### Set problem
Print exactly, and only, the lines running from the line containing "Give me the" through the end of the records below.

### Recorded data
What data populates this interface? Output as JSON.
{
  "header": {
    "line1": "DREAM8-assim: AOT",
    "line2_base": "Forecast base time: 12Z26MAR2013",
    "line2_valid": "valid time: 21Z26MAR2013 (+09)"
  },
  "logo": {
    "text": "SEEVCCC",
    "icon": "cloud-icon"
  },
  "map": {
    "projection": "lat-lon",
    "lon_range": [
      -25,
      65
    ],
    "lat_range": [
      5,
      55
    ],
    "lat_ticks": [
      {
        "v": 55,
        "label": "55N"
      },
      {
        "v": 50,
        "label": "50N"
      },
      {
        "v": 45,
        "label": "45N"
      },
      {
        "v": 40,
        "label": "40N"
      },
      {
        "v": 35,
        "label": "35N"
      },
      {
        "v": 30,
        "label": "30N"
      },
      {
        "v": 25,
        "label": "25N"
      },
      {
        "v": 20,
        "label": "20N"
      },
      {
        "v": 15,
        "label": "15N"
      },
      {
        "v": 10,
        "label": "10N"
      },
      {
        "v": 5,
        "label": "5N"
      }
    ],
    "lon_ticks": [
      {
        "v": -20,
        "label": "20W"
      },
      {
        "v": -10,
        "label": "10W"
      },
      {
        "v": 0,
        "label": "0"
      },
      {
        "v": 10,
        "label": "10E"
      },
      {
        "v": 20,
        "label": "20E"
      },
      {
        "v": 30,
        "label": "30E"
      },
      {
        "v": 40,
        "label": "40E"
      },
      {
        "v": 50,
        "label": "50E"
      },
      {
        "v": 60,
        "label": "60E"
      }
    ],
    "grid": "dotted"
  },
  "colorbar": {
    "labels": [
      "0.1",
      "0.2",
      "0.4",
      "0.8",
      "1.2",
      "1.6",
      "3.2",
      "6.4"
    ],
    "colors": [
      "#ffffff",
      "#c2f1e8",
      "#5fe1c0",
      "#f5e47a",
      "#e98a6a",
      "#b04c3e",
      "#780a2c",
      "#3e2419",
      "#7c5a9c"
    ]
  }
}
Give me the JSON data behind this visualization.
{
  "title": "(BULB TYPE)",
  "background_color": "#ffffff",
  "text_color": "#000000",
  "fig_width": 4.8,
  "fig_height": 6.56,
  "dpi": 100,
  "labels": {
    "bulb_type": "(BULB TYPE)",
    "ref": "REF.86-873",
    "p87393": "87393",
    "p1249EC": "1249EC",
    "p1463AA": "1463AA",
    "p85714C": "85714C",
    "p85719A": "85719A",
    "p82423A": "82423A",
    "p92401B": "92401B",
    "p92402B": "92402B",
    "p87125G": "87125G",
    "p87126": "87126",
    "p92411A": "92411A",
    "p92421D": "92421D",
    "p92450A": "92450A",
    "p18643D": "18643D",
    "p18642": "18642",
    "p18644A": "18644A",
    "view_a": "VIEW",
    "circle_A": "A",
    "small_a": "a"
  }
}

### Solved exercise
Give me the JSON data behind this visualization.
{
  "title": "(BULB TYPE)",
  "background_color": "#ffffff",
  "text_color": "#000000",
  "fig_width": 4.8,
  "fig_height": 6.56,
  "dpi": 100,
  "labels": {
    "bulb_type": "(BULB TYPE)",
    "ref": "REF.86-873",
    "p87393": "87393",
    "p1249EC": "1249EC",
    "p1463AA": "1463AA",
    "p85714C": "85714C",
    "p85719A": "85719A",
    "p82423A": "82423A",
    "p92401B": "92401B",
    "p92402B": "92402B",
    "p87125G": "87125G",
    "p87126": "87126",
    "p92411A": "92411A",
    "p92421D": "92421D",
    "p92450A": "92450A",
    "p18643D": "18643D",
    "p18642": "18642",
    "p18644A": "18644A",
    "view_a": "VIEW",
    "circle_A": "A",
    "small_a": "a"
  }
}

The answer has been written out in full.